___ Task data ___
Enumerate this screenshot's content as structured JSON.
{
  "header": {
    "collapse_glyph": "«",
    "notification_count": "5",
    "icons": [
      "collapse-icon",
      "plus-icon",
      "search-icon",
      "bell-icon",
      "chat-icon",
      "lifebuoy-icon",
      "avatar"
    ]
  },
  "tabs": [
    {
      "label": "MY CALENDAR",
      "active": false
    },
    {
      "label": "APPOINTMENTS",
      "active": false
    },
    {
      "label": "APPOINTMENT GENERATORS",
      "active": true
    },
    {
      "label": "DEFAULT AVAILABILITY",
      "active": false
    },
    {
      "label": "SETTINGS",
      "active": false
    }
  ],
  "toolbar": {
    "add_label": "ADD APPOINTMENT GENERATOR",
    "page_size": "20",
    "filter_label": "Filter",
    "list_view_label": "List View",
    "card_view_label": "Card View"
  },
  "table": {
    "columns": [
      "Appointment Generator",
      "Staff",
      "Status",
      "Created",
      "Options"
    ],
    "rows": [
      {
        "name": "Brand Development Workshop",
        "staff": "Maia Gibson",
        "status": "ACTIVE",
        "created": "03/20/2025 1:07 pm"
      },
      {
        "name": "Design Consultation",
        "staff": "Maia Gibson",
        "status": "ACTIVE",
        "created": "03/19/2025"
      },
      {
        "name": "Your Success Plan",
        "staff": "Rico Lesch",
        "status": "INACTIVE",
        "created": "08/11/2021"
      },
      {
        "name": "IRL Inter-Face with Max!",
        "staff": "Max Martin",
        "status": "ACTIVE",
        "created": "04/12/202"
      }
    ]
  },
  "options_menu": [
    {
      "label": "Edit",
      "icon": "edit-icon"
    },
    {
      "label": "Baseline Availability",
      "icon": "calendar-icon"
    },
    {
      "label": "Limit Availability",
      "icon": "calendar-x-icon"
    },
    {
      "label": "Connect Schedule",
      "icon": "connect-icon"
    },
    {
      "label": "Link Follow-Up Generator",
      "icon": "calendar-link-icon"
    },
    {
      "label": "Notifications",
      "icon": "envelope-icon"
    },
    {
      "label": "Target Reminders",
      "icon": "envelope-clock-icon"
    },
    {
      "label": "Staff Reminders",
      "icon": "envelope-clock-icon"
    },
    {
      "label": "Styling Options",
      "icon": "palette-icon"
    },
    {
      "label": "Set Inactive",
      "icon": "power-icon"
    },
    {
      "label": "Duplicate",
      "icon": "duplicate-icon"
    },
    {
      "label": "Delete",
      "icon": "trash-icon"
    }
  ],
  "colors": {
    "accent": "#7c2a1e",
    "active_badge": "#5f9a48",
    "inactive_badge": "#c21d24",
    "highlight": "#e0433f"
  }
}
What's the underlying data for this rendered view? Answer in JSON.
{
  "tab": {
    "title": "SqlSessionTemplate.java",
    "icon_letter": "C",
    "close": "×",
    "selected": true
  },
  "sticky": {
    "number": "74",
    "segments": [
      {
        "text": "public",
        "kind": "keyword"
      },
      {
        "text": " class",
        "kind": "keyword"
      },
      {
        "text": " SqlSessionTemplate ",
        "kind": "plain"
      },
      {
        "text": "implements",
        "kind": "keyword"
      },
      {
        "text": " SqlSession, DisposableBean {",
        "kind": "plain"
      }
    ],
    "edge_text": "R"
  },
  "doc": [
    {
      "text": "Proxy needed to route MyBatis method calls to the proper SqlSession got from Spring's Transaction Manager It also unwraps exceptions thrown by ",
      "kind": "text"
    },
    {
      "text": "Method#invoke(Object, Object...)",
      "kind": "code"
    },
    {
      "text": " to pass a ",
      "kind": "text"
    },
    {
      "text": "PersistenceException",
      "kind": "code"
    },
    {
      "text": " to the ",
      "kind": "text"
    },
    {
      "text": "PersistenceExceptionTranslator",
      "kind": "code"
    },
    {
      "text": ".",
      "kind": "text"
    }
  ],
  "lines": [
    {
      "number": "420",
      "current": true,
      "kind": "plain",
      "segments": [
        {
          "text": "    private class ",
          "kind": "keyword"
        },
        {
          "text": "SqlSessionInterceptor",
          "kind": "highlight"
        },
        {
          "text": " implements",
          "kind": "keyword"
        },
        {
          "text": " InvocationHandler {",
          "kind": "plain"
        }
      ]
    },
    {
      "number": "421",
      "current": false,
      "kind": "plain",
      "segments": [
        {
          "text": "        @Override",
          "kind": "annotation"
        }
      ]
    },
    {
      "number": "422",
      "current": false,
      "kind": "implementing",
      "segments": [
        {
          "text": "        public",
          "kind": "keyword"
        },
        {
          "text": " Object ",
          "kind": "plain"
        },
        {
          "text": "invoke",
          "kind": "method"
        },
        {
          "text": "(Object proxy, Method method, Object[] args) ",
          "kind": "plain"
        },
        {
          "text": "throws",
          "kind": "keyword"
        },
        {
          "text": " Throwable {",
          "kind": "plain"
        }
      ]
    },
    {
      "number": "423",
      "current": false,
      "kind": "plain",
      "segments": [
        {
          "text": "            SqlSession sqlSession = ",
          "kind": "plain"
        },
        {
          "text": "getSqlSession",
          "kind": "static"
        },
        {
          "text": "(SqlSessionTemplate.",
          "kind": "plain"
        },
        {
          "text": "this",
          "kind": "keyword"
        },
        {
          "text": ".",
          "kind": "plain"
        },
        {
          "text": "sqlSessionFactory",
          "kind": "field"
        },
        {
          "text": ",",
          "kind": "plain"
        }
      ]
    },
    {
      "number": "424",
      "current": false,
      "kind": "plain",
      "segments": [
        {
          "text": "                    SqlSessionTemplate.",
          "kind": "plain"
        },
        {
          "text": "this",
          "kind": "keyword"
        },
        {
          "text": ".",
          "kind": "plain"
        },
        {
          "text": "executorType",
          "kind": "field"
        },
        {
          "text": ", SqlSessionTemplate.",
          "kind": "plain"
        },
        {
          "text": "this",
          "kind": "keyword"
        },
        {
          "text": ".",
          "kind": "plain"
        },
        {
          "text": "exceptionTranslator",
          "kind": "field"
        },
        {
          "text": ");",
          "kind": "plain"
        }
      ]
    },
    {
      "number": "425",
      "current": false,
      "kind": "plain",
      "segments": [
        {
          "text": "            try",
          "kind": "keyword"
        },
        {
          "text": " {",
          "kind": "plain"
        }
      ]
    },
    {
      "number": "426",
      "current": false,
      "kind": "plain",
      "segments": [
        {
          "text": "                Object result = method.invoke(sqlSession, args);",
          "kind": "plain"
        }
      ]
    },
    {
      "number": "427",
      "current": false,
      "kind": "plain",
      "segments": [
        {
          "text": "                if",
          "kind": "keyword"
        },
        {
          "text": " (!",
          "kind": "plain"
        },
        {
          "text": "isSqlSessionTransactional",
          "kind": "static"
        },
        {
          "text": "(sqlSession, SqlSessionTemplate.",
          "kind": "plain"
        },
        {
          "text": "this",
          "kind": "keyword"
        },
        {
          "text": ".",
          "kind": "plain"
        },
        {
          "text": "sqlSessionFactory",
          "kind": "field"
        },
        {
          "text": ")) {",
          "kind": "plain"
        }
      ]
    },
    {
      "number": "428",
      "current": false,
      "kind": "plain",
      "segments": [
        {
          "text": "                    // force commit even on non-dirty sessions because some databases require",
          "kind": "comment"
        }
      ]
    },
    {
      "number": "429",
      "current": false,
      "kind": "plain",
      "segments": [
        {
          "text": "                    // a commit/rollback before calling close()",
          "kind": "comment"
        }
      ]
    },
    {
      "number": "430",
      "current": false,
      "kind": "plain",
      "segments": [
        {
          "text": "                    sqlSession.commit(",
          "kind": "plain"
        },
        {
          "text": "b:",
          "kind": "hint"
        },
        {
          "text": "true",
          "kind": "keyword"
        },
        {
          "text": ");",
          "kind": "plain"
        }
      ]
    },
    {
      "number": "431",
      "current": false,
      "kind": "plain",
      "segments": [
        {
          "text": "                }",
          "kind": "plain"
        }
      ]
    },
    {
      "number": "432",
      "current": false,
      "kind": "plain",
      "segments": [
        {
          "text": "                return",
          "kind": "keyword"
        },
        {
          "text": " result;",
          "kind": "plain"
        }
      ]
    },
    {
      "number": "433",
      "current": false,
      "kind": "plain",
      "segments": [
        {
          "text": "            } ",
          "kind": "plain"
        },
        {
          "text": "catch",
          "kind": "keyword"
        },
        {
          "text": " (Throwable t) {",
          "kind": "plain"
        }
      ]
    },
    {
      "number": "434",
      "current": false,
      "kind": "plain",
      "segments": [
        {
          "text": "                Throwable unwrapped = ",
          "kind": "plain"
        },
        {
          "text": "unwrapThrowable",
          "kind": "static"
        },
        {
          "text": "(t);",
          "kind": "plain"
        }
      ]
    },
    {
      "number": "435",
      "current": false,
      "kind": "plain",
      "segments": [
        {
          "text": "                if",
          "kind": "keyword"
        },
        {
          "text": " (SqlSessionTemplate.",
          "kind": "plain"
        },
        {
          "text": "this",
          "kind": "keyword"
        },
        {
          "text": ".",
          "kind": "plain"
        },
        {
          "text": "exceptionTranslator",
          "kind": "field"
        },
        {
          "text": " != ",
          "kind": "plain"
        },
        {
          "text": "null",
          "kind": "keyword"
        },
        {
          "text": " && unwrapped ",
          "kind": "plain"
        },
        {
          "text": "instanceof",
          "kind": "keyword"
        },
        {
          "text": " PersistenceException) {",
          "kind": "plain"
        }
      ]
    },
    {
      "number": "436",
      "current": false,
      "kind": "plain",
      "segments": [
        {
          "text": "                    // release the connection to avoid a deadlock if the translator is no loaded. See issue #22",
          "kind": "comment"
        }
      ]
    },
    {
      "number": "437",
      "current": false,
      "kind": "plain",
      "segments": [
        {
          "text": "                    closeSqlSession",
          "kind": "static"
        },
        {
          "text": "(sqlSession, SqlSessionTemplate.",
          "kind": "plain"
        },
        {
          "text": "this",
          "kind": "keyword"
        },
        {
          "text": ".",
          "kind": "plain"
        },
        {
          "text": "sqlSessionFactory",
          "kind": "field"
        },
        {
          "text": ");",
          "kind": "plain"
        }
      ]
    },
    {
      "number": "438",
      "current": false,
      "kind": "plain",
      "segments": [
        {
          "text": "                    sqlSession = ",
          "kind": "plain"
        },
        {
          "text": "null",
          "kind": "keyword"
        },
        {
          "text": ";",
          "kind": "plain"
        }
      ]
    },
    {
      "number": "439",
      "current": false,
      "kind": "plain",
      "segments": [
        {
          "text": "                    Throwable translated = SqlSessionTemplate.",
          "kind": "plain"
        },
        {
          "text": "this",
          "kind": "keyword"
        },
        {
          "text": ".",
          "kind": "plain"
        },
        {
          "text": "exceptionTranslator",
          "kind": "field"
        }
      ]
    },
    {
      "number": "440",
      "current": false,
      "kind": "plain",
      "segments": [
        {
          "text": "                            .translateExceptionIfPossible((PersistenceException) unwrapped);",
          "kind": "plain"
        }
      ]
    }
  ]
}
___
:: Goal ::
Gather each line in these records that contains the string "commit".

:: Answer to the problem ::
          "text": "                    // force commit even on non-dirty sessions because some databases require",
          "text": "                    // a commit/rollback before calling close()",
          "text": "                    sqlSession.commit(",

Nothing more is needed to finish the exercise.